(Structured figure records)
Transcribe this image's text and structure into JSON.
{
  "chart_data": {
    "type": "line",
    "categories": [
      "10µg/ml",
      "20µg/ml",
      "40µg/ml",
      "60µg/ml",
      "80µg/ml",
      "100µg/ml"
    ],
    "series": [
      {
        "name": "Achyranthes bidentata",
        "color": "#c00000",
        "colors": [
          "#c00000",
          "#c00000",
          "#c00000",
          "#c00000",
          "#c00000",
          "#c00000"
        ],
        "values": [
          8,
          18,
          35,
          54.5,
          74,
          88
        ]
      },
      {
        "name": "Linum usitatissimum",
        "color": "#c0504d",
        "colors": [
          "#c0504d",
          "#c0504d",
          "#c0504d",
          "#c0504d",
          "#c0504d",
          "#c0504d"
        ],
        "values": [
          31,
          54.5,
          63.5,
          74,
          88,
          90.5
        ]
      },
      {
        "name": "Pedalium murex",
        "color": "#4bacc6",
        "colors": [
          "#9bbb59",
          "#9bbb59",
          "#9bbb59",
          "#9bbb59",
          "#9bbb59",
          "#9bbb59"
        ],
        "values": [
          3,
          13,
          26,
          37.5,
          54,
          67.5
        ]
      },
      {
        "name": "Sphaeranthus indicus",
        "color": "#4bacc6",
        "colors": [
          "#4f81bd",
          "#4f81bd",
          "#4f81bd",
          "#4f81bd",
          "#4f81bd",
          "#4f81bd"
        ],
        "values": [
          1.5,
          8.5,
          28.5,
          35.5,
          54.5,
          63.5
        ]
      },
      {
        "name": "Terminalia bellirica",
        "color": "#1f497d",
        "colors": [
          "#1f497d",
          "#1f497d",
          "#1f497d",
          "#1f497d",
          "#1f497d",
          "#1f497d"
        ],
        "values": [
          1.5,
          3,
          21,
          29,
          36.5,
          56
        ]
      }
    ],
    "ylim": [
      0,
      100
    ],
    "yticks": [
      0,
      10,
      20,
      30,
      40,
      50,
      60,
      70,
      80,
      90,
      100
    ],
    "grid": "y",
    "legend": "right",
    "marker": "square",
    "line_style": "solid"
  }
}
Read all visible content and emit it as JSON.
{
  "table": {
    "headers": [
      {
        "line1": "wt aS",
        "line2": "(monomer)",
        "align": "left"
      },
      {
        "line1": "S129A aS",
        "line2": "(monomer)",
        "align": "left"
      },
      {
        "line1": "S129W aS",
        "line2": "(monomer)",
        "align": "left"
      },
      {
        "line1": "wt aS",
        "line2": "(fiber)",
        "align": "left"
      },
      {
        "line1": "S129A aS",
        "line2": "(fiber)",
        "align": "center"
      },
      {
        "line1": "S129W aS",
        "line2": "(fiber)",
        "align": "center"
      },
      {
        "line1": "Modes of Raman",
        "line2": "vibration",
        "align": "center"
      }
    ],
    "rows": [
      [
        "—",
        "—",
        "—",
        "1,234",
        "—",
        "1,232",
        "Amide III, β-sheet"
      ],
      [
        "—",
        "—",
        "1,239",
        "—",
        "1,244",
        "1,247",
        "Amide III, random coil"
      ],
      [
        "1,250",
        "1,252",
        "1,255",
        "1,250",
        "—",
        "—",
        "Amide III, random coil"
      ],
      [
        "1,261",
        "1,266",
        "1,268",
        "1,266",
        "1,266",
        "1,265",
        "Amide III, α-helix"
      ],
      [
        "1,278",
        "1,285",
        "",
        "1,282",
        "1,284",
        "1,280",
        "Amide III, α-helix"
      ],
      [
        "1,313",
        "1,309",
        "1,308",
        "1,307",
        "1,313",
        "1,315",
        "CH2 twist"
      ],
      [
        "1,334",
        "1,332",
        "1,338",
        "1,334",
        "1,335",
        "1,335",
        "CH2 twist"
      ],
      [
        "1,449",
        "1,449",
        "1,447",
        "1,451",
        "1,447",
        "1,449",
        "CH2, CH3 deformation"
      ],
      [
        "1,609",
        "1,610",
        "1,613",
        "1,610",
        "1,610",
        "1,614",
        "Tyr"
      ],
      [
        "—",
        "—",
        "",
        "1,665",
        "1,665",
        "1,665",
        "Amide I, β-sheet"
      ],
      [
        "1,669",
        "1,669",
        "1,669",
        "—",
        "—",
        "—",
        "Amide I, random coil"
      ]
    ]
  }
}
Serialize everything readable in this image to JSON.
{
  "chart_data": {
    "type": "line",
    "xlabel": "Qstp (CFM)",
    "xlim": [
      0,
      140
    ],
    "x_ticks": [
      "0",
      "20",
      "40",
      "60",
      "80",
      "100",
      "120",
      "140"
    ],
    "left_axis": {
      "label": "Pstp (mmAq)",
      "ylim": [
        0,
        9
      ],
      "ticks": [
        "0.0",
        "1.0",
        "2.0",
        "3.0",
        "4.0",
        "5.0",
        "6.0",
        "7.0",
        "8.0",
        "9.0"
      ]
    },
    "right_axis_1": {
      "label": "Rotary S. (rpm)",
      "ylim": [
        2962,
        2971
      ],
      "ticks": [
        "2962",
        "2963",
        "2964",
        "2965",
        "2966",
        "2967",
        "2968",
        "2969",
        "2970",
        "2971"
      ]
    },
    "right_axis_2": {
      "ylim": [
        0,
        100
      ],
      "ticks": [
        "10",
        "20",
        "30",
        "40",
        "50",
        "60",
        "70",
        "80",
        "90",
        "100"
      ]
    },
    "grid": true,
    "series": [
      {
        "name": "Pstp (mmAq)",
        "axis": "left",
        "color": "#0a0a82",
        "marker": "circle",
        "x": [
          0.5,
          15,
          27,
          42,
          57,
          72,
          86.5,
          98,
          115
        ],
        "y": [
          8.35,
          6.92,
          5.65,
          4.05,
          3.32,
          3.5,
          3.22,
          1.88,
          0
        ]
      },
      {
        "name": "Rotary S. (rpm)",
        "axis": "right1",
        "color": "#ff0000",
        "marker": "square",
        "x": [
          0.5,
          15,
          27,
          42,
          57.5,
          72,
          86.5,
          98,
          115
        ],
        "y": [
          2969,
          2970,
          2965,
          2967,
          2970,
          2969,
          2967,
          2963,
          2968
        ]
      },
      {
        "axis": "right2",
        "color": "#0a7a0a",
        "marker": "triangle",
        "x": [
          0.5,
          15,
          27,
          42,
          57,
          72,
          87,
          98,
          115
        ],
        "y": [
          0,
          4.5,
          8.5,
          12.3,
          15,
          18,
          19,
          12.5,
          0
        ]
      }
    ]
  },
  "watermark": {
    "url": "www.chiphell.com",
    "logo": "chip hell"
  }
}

■ Challenge
Quote each line above in full, word for word.

■ Solution
Transcribe this image's text and structure into JSON.
{
  "chart_data": {
    "type": "line",
    "categories": [
      "10µg/ml",
      "20µg/ml",
      "40µg/ml",
      "60µg/ml",
      "80µg/ml",
      "100µg/ml"
    ],
    "series": [
      {
        "name": "Achyranthes bidentata",
        "color": "#c00000",
        "colors": [
          "#c00000",
          "#c00000",
          "#c00000",
          "#c00000",
          "#c00000",
          "#c00000"
        ],
        "values": [
          8,
          18,
          35,
          54.5,
          74,
          88
        ]
      },
      {
        "name": "Linum usitatissimum",
        "color": "#c0504d",
        "colors": [
          "#c0504d",
          "#c0504d",
          "#c0504d",
          "#c0504d",
          "#c0504d",
          "#c0504d"
        ],
        "values": [
          31,
          54.5,
          63.5,
          74,
          88,
          90.5
        ]
      },
      {
        "name": "Pedalium murex",
        "color": "#4bacc6",
        "colors": [
          "#9bbb59",
          "#9bbb59",
          "#9bbb59",
          "#9bbb59",
          "#9bbb59",
          "#9bbb59"
        ],
        "values": [
          3,
          13,
          26,
          37.5,
          54,
          67.5
        ]
      },
      {
        "name": "Sphaeranthus indicus",
        "color": "#4bacc6",
        "colors": [
          "#4f81bd",
          "#4f81bd",
          "#4f81bd",
          "#4f81bd",
          "#4f81bd",
          "#4f81bd"
        ],
        "values": [
          1.5,
          8.5,
          28.5,
          35.5,
          54.5,
          63.5
        ]
      },
      {
        "name": "Terminalia bellirica",
        "color": "#1f497d",
        "colors": [
          "#1f497d",
          "#1f497d",
          "#1f497d",
          "#1f497d",
          "#1f497d",
          "#1f497d"
        ],
        "values": [
          1.5,
          3,
          21,
          29,
          36.5,
          56
        ]
      }
    ],
    "ylim": [
      0,
      100
    ],
    "yticks": [
      0,
      10,
      20,
      30,
      40,
      50,
      60,
      70,
      80,
      90,
      100
    ],
    "grid": "y",
    "legend": "right",
    "marker": "square",
    "line_style": "solid"
  }
}
Read all visible content and emit it as JSON.
{
  "table": {
    "headers": [
      {
        "line1": "wt aS",
        "line2": "(monomer)",
        "align": "left"
      },
      {
        "line1": "S129A aS",
        "line2": "(monomer)",
        "align": "left"
      },
      {
        "line1": "S129W aS",
        "line2": "(monomer)",
        "align": "left"
      },
      {
        "line1": "wt aS",
        "line2": "(fiber)",
        "align": "left"
      },
      {
        "line1": "S129A aS",
        "line2": "(fiber)",
        "align": "center"
      },
      {
        "line1": "S129W aS",
        "line2": "(fiber)",
        "align": "center"
      },
      {
        "line1": "Modes of Raman",
        "line2": "vibration",
        "align": "center"
      }
    ],
    "rows": [
      [
        "—",
        "—",
        "—",
        "1,234",
        "—",
        "1,232",
        "Amide III, β-sheet"
      ],
      [
        "—",
        "—",
        "1,239",
        "—",
        "1,244",
        "1,247",
        "Amide III, random coil"
      ],
      [
        "1,250",
        "1,252",
        "1,255",
        "1,250",
        "—",
        "—",
        "Amide III, random coil"
      ],
      [
        "1,261",
        "1,266",
        "1,268",
        "1,266",
        "1,266",
        "1,265",
        "Amide III, α-helix"
      ],
      [
        "1,278",
        "1,285",
        "",
        "1,282",
        "1,284",
        "1,280",
        "Amide III, α-helix"
      ],
      [
        "1,313",
        "1,309",
        "1,308",
        "1,307",
        "1,313",
        "1,315",
        "CH2 twist"
      ],
      [
        "1,334",
        "1,332",
        "1,338",
        "1,334",
        "1,335",
        "1,335",
        "CH2 twist"
      ],
      [
        "1,449",
        "1,449",
        "1,447",
        "1,451",
        "1,447",
        "1,449",
        "CH2, CH3 deformation"
      ],
      [
        "1,609",
        "1,610",
        "1,613",
        "1,610",
        "1,610",
        "1,614",
        "Tyr"
      ],
      [
        "—",
        "—",
        "",
        "1,665",
        "1,665",
        "1,665",
        "Amide I, β-sheet"
      ],
      [
        "1,669",
        "1,669",
        "1,669",
        "—",
        "—",
        "—",
        "Amide I, random coil"
      ]
    ]
  }
}
Serialize everything readable in this image to JSON.
{
  "chart_data": {
    "type": "line",
    "xlabel": "Qstp (CFM)",
    "xlim": [
      0,
      140
    ],
    "x_ticks": [
      "0",
      "20",
      "40",
      "60",
      "80",
      "100",
      "120",
      "140"
    ],
    "left_axis": {
      "label": "Pstp (mmAq)",
      "ylim": [
        0,
        9
      ],
      "ticks": [
        "0.0",
        "1.0",
        "2.0",
        "3.0",
        "4.0",
        "5.0",
        "6.0",
        "7.0",
        "8.0",
        "9.0"
      ]
    },
    "right_axis_1": {
      "label": "Rotary S. (rpm)",
      "ylim": [
        2962,
        2971
      ],
      "ticks": [
        "2962",
        "2963",
        "2964",
        "2965",
        "2966",
        "2967",
        "2968",
        "2969",
        "2970",
        "2971"
      ]
    },
    "right_axis_2": {
      "ylim": [
        0,
        100
      ],
      "ticks": [
        "10",
        "20",
        "30",
        "40",
        "50",
        "60",
        "70",
        "80",
        "90",
        "100"
      ]
    },
    "grid": true,
    "series": [
      {
        "name": "Pstp (mmAq)",
        "axis": "left",
        "color": "#0a0a82",
        "marker": "circle",
        "x": [
          0.5,
          15,
          27,
          42,
          57,
          72,
          86.5,
          98,
          115
        ],
        "y": [
          8.35,
          6.92,
          5.65,
          4.05,
          3.32,
          3.5,
          3.22,
          1.88,
          0
        ]
      },
      {
        "name": "Rotary S. (rpm)",
        "axis": "right1",
        "color": "#ff0000",
        "marker": "square",
        "x": [
          0.5,
          15,
          27,
          42,
          57.5,
          72,
          86.5,
          98,
          115
        ],
        "y": [
          2969,
          2970,
          2965,
          2967,
          2970,
          2969,
          2967,
          2963,
          2968
        ]
      },
      {
        "axis": "right2",
        "color": "#0a7a0a",
        "marker": "triangle",
        "x": [
          0.5,
          15,
          27,
          42,
          57,
          72,
          87,
          98,
          115
        ],
        "y": [
          0,
          4.5,
          8.5,
          12.3,
          15,
          18,
          19,
          12.5,
          0
        ]
      }
    ]
  },
  "watermark": {
    "url": "www.chiphell.com",
    "logo": "chip hell"
  }
}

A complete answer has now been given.